- Exercise directions: Word for word, restate every line of the listing that follows.

** start of Listed records **

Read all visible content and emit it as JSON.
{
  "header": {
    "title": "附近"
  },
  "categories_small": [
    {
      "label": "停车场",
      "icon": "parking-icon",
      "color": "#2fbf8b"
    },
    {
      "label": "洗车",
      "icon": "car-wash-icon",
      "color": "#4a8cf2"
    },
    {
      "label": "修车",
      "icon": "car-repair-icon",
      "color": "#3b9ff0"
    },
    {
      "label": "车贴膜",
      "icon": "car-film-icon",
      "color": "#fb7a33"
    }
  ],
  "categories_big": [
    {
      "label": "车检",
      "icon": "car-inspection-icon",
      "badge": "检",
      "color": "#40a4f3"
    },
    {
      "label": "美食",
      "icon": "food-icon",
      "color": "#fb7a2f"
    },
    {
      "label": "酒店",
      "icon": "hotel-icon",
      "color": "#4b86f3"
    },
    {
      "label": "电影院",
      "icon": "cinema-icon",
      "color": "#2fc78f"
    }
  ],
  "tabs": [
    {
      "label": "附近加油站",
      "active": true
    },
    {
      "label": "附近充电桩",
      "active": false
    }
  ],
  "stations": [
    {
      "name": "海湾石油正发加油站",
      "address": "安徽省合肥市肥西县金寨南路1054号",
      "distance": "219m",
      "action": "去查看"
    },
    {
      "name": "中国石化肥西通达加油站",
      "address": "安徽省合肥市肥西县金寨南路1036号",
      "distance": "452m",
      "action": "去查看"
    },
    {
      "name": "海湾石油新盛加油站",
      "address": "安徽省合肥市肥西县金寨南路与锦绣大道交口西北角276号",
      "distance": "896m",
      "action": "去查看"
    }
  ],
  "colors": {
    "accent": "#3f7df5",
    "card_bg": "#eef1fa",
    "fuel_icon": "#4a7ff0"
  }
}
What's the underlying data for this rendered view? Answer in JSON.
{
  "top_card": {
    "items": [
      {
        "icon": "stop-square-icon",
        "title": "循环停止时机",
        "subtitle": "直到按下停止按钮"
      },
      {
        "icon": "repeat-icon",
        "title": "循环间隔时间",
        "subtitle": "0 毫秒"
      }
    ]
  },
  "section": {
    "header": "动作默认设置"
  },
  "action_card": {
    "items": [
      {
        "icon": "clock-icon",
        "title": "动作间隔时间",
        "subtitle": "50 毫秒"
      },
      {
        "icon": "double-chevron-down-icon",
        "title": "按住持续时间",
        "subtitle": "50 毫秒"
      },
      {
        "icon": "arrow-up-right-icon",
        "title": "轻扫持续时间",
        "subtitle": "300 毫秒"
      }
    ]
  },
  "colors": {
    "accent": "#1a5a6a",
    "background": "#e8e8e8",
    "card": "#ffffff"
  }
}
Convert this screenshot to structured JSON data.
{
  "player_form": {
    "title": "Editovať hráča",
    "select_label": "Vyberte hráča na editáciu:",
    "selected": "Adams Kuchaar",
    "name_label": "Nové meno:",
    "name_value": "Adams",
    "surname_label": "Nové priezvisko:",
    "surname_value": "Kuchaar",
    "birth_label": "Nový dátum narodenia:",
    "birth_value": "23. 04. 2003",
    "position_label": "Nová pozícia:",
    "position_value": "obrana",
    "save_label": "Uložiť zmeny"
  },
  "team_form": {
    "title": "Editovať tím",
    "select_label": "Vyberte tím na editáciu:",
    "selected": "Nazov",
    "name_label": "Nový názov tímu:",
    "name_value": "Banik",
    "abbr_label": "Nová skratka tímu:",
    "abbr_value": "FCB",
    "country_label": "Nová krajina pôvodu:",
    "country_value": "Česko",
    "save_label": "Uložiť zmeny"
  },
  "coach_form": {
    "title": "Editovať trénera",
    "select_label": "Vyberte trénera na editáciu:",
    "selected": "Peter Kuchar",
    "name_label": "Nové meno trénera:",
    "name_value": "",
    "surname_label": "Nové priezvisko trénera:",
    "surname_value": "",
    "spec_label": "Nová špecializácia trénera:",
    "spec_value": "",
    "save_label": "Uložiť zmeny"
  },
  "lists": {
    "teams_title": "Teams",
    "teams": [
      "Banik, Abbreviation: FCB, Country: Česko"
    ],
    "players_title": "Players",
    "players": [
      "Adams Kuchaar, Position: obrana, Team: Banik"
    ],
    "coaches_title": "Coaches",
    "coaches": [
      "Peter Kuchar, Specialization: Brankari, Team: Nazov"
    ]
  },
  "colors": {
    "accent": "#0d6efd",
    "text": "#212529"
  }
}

** end of Listed records **

- Exercise response:
Read all visible content and emit it as JSON.
{
  "header": {
    "title": "附近"
  },
  "categories_small": [
    {
      "label": "停车场",
      "icon": "parking-icon",
      "color": "#2fbf8b"
    },
    {
      "label": "洗车",
      "icon": "car-wash-icon",
      "color": "#4a8cf2"
    },
    {
      "label": "修车",
      "icon": "car-repair-icon",
      "color": "#3b9ff0"
    },
    {
      "label": "车贴膜",
      "icon": "car-film-icon",
      "color": "#fb7a33"
    }
  ],
  "categories_big": [
    {
      "label": "车检",
      "icon": "car-inspection-icon",
      "badge": "检",
      "color": "#40a4f3"
    },
    {
      "label": "美食",
      "icon": "food-icon",
      "color": "#fb7a2f"
    },
    {
      "label": "酒店",
      "icon": "hotel-icon",
      "color": "#4b86f3"
    },
    {
      "label": "电影院",
      "icon": "cinema-icon",
      "color": "#2fc78f"
    }
  ],
  "tabs": [
    {
      "label": "附近加油站",
      "active": true
    },
    {
      "label": "附近充电桩",
      "active": false
    }
  ],
  "stations": [
    {
      "name": "海湾石油正发加油站",
      "address": "安徽省合肥市肥西县金寨南路1054号",
      "distance": "219m",
      "action": "去查看"
    },
    {
      "name": "中国石化肥西通达加油站",
      "address": "安徽省合肥市肥西县金寨南路1036号",
      "distance": "452m",
      "action": "去查看"
    },
    {
      "name": "海湾石油新盛加油站",
      "address": "安徽省合肥市肥西县金寨南路与锦绣大道交口西北角276号",
      "distance": "896m",
      "action": "去查看"
    }
  ],
  "colors": {
    "accent": "#3f7df5",
    "card_bg": "#eef1fa",
    "fuel_icon": "#4a7ff0"
  }
}
What's the underlying data for this rendered view? Answer in JSON.
{
  "top_card": {
    "items": [
      {
        "icon": "stop-square-icon",
        "title": "循环停止时机",
        "subtitle": "直到按下停止按钮"
      },
      {
        "icon": "repeat-icon",
        "title": "循环间隔时间",
        "subtitle": "0 毫秒"
      }
    ]
  },
  "section": {
    "header": "动作默认设置"
  },
  "action_card": {
    "items": [
      {
        "icon": "clock-icon",
        "title": "动作间隔时间",
        "subtitle": "50 毫秒"
      },
      {
        "icon": "double-chevron-down-icon",
        "title": "按住持续时间",
        "subtitle": "50 毫秒"
      },
      {
        "icon": "arrow-up-right-icon",
        "title": "轻扫持续时间",
        "subtitle": "300 毫秒"
      }
    ]
  },
  "colors": {
    "accent": "#1a5a6a",
    "background": "#e8e8e8",
    "card": "#ffffff"
  }
}
Convert this screenshot to structured JSON data.
{
  "player_form": {
    "title": "Editovať hráča",
    "select_label": "Vyberte hráča na editáciu:",
    "selected": "Adams Kuchaar",
    "name_label": "Nové meno:",
    "name_value": "Adams",
    "surname_label": "Nové priezvisko:",
    "surname_value": "Kuchaar",
    "birth_label": "Nový dátum narodenia:",
    "birth_value": "23. 04. 2003",
    "position_label": "Nová pozícia:",
    "position_value": "obrana",
    "save_label": "Uložiť zmeny"
  },
  "team_form": {
    "title": "Editovať tím",
    "select_label": "Vyberte tím na editáciu:",
    "selected": "Nazov",
    "name_label": "Nový názov tímu:",
    "name_value": "Banik",
    "abbr_label": "Nová skratka tímu:",
    "abbr_value": "FCB",
    "country_label": "Nová krajina pôvodu:",
    "country_value": "Česko",
    "save_label": "Uložiť zmeny"
  },
  "coach_form": {
    "title": "Editovať trénera",
    "select_label": "Vyberte trénera na editáciu:",
    "selected": "Peter Kuchar",
    "name_label": "Nové meno trénera:",
    "name_value": "",
    "surname_label": "Nové priezvisko trénera:",
    "surname_value": "",
    "spec_label": "Nová špecializácia trénera:",
    "spec_value": "",
    "save_label": "Uložiť zmeny"
  },
  "lists": {
    "teams_title": "Teams",
    "teams": [
      "Banik, Abbreviation: FCB, Country: Česko"
    ],
    "players_title": "Players",
    "players": [
      "Adams Kuchaar, Position: obrana, Team: Banik"
    ],
    "coaches_title": "Coaches",
    "coaches": [
      "Peter Kuchar, Specialization: Brankari, Team: Nazov"
    ]
  },
  "colors": {
    "accent": "#0d6efd",
    "text": "#212529"
  }
}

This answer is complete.